*Set exercise*
Output the records. Match them exactly.

*Data listing*
------------------------------------------------------------------------

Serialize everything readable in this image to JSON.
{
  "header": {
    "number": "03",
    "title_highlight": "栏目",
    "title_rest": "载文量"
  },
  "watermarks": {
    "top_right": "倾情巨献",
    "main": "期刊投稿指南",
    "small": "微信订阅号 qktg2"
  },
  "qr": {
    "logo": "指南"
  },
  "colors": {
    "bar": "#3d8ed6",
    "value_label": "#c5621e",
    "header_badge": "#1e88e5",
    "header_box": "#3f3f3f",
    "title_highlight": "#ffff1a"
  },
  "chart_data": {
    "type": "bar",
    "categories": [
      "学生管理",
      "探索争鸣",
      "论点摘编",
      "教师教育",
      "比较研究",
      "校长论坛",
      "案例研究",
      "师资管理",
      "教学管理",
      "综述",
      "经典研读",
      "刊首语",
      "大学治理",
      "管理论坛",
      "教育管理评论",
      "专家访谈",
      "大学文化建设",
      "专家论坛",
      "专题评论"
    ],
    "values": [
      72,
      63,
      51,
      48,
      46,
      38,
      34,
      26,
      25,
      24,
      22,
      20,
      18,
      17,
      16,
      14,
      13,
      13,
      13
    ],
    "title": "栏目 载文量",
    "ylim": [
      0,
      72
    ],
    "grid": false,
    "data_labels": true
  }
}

------------------------------------------------------------------------

*Answer to this exercise*
Serialize everything readable in this image to JSON.
{
  "header": {
    "number": "03",
    "title_highlight": "栏目",
    "title_rest": "载文量"
  },
  "watermarks": {
    "top_right": "倾情巨献",
    "main": "期刊投稿指南",
    "small": "微信订阅号 qktg2"
  },
  "qr": {
    "logo": "指南"
  },
  "colors": {
    "bar": "#3d8ed6",
    "value_label": "#c5621e",
    "header_badge": "#1e88e5",
    "header_box": "#3f3f3f",
    "title_highlight": "#ffff1a"
  },
  "chart_data": {
    "type": "bar",
    "categories": [
      "学生管理",
      "探索争鸣",
      "论点摘编",
      "教师教育",
      "比较研究",
      "校长论坛",
      "案例研究",
      "师资管理",
      "教学管理",
      "综述",
      "经典研读",
      "刊首语",
      "大学治理",
      "管理论坛",
      "教育管理评论",
      "专家访谈",
      "大学文化建设",
      "专家论坛",
      "专题评论"
    ],
    "values": [
      72,
      63,
      51,
      48,
      46,
      38,
      34,
      26,
      25,
      24,
      22,
      20,
      18,
      17,
      16,
      14,
      13,
      13,
      13
    ],
    "title": "栏目 载文量",
    "ylim": [
      0,
      72
    ],
    "grid": false,
    "data_labels": true
  }
}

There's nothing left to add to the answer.